▶ Work to be completed
Write out each record in full and exactly as given. Skip any pictures.
______________________________
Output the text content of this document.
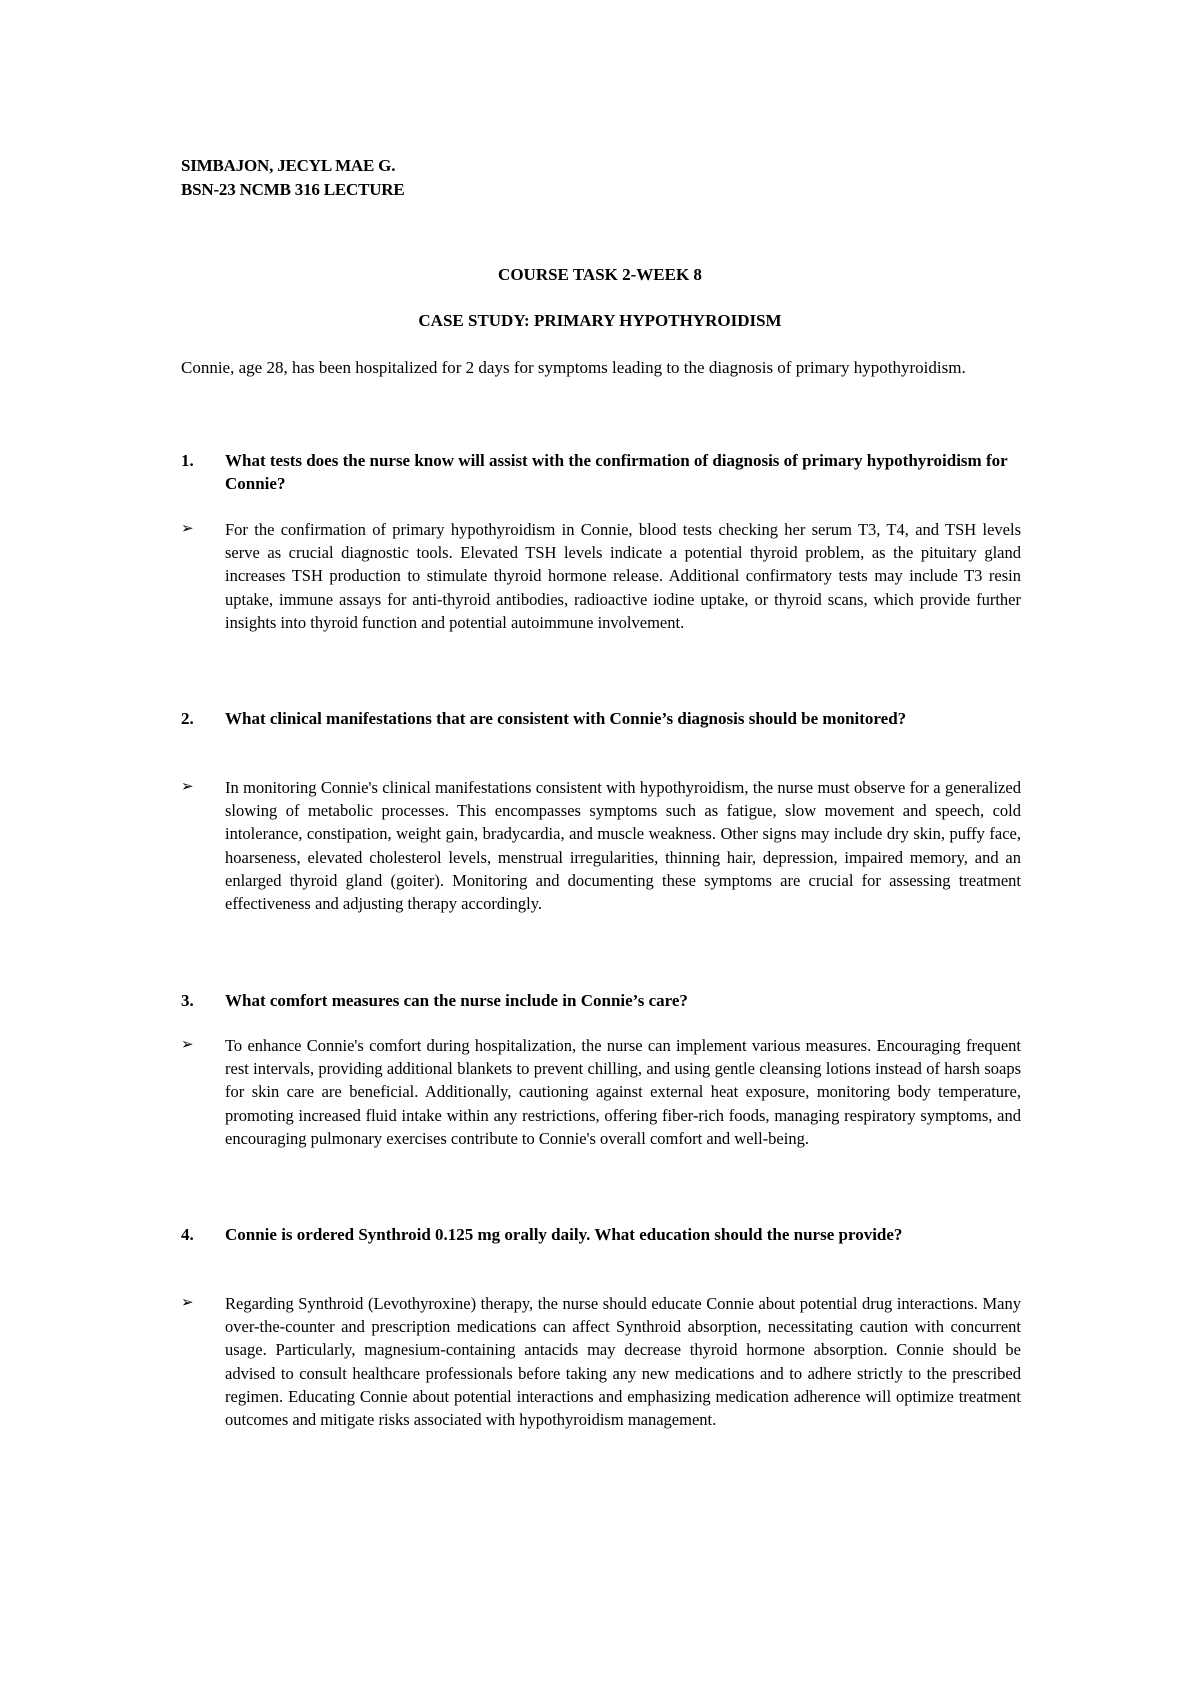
SIMBAJON, JECYL MAE G.
BSN-23 NCMB 316 LECTURE
COURSE TASK 2-WEEK 8
CASE STUDY: PRIMARY HYPOTHYROIDISM
Connie, age 28, has been hospitalized for 2 days for symptoms leading to the diagnosis of primary hypothyroidism.
1. What tests does the nurse know will assist with the confirmation of diagnosis of primary hypothyroidism for Connie?
➢ For the confirmation of primary hypothyroidism in Connie, blood tests checking her serum T3, T4, and TSH levels serve as crucial diagnostic tools. Elevated TSH levels indicate a potential thyroid problem, as the pituitary gland increases TSH production to stimulate thyroid hormone release. Additional confirmatory tests may include T3 resin uptake, immune assays for anti-thyroid antibodies, radioactive iodine uptake, or thyroid scans, which provide further insights into thyroid function and potential autoimmune involvement.
2. What clinical manifestations that are consistent with Connie’s diagnosis should be monitored?
➢ In monitoring Connie's clinical manifestations consistent with hypothyroidism, the nurse must observe for a generalized slowing of metabolic processes. This encompasses symptoms such as fatigue, slow movement and speech, cold intolerance, constipation, weight gain, bradycardia, and muscle weakness. Other signs may include dry skin, puffy face, hoarseness, elevated cholesterol levels, menstrual irregularities, thinning hair, depression, impaired memory, and an enlarged thyroid gland (goiter). Monitoring and documenting these symptoms are crucial for assessing treatment effectiveness and adjusting therapy accordingly.
3. What comfort measures can the nurse include in Connie’s care?
➢ To enhance Connie's comfort during hospitalization, the nurse can implement various measures. Encouraging frequent rest intervals, providing additional blankets to prevent chilling, and using gentle cleansing lotions instead of harsh soaps for skin care are beneficial. Additionally, cautioning against external heat exposure, monitoring body temperature, promoting increased fluid intake within any restrictions, offering fiber-rich foods, managing respiratory symptoms, and encouraging pulmonary exercises contribute to Connie's overall comfort and well-being.
4. Connie is ordered Synthroid 0.125 mg orally daily. What education should the nurse provide?
➢ Regarding Synthroid (Levothyroxine) therapy, the nurse should educate Connie about potential drug interactions. Many over-the-counter and prescription medications can affect Synthroid absorption, necessitating caution with concurrent usage. Particularly, magnesium-containing antacids may decrease thyroid hormone absorption. Connie should be advised to consult healthcare professionals before taking any new medications and to adhere strictly to the prescribed regimen. Educating Connie about potential interactions and emphasizing medication adherence will optimize treatment outcomes and mitigate risks associated with hypothyroidism management.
______________________________
▶ Response for this exercise
Output the text content of this document.
SIMBAJON, JECYL MAE G.
BSN-23 NCMB 316 LECTURE
COURSE TASK 2-WEEK 8
CASE STUDY: PRIMARY HYPOTHYROIDISM
Connie, age 28, has been hospitalized for 2 days for symptoms leading to the diagnosis of primary hypothyroidism.
1. What tests does the nurse know will assist with the confirmation of diagnosis of primary hypothyroidism for Connie?
➢ For the confirmation of primary hypothyroidism in Connie, blood tests checking her serum T3, T4, and TSH levels serve as crucial diagnostic tools. Elevated TSH levels indicate a potential thyroid problem, as the pituitary gland increases TSH production to stimulate thyroid hormone release. Additional confirmatory tests may include T3 resin uptake, immune assays for anti-thyroid antibodies, radioactive iodine uptake, or thyroid scans, which provide further insights into thyroid function and potential autoimmune involvement.
2. What clinical manifestations that are consistent with Connie’s diagnosis should be monitored?
➢ In monitoring Connie's clinical manifestations consistent with hypothyroidism, the nurse must observe for a generalized slowing of metabolic processes. This encompasses symptoms such as fatigue, slow movement and speech, cold intolerance, constipation, weight gain, bradycardia, and muscle weakness. Other signs may include dry skin, puffy face, hoarseness, elevated cholesterol levels, menstrual irregularities, thinning hair, depression, impaired memory, and an enlarged thyroid gland (goiter). Monitoring and documenting these symptoms are crucial for assessing treatment effectiveness and adjusting therapy accordingly.
3. What comfort measures can the nurse include in Connie’s care?
➢ To enhance Connie's comfort during hospitalization, the nurse can implement various measures. Encouraging frequent rest intervals, providing additional blankets to prevent chilling, and using gentle cleansing lotions instead of harsh soaps for skin care are beneficial. Additionally, cautioning against external heat exposure, monitoring body temperature, promoting increased fluid intake within any restrictions, offering fiber-rich foods, managing respiratory symptoms, and encouraging pulmonary exercises contribute to Connie's overall comfort and well-being.
4. Connie is ordered Synthroid 0.125 mg orally daily. What education should the nurse provide?
➢ Regarding Synthroid (Levothyroxine) therapy, the nurse should educate Connie about potential drug interactions. Many over-the-counter and prescription medications can affect Synthroid absorption, necessitating caution with concurrent usage. Particularly, magnesium-containing antacids may decrease thyroid hormone absorption. Connie should be advised to consult healthcare professionals before taking any new medications and to adhere strictly to the prescribed regimen. Educating Connie about potential interactions and emphasizing medication adherence will optimize treatment outcomes and mitigate risks associated with hypothyroidism management.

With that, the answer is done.